— Problem details —
Go through the material below and report how many lines contain "Powiatowego". Give only the number.

[Stored data entries]
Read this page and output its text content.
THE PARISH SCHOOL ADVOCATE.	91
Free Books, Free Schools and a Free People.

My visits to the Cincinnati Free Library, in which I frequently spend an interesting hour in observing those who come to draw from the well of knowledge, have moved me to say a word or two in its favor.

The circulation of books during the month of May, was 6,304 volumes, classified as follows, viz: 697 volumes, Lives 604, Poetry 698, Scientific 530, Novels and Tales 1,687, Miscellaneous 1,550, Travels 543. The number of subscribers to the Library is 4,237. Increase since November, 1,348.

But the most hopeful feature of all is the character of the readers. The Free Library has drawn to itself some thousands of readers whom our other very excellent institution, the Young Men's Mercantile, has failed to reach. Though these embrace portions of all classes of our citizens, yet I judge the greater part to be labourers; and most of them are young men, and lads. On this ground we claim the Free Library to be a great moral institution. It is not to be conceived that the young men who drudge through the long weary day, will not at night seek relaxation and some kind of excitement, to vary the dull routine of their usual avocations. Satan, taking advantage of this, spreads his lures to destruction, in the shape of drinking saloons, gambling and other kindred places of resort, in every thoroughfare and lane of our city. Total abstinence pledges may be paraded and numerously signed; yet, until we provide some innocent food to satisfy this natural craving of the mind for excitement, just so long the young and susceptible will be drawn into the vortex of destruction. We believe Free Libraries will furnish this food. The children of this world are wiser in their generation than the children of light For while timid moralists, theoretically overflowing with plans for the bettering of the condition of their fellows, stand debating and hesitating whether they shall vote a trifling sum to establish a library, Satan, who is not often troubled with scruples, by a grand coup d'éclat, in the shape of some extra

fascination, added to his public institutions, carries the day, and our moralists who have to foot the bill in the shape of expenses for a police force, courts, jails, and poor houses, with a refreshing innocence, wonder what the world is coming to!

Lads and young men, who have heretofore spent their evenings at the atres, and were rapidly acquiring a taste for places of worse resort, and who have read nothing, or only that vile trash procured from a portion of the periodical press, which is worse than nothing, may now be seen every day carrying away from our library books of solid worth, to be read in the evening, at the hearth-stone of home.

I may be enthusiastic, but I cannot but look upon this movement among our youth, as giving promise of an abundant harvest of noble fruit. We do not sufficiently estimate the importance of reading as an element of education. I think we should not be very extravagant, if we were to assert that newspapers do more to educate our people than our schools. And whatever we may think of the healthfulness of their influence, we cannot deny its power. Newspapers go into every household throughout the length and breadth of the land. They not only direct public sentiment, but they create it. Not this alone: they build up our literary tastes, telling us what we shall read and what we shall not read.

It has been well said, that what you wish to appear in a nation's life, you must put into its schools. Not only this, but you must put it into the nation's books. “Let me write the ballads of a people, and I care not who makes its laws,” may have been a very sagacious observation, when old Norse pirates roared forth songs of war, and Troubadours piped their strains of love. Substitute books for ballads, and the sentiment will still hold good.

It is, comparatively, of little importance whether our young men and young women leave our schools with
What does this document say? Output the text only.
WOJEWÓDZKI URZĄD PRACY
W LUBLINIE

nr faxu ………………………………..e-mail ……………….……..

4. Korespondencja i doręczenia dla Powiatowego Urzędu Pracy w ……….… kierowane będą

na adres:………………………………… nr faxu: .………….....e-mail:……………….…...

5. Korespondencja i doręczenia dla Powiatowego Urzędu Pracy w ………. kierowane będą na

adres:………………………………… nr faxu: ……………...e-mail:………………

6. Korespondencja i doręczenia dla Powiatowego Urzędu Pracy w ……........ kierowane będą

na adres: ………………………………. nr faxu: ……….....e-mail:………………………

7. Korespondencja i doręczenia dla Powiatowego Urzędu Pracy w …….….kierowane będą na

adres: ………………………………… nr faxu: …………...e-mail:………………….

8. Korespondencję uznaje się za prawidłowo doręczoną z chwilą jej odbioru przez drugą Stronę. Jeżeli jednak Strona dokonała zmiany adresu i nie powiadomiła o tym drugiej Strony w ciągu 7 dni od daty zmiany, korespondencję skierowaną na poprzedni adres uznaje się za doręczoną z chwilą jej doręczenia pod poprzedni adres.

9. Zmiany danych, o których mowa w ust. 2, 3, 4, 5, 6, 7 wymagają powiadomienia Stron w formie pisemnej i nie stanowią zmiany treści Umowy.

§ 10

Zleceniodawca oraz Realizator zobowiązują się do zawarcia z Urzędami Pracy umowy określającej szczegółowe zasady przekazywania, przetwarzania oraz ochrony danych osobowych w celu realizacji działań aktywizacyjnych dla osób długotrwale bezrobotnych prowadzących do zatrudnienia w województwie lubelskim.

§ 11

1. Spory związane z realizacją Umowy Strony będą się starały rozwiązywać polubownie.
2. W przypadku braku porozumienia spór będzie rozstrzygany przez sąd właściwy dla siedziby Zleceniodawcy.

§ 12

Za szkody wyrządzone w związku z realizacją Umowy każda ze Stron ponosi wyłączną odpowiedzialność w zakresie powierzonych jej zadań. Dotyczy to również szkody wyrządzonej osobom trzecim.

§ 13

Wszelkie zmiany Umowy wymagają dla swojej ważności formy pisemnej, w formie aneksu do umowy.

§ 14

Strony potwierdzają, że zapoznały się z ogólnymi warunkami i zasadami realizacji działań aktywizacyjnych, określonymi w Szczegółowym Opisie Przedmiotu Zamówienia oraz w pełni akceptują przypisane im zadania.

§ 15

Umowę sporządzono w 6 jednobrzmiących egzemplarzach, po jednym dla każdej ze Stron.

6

— Full answer —
4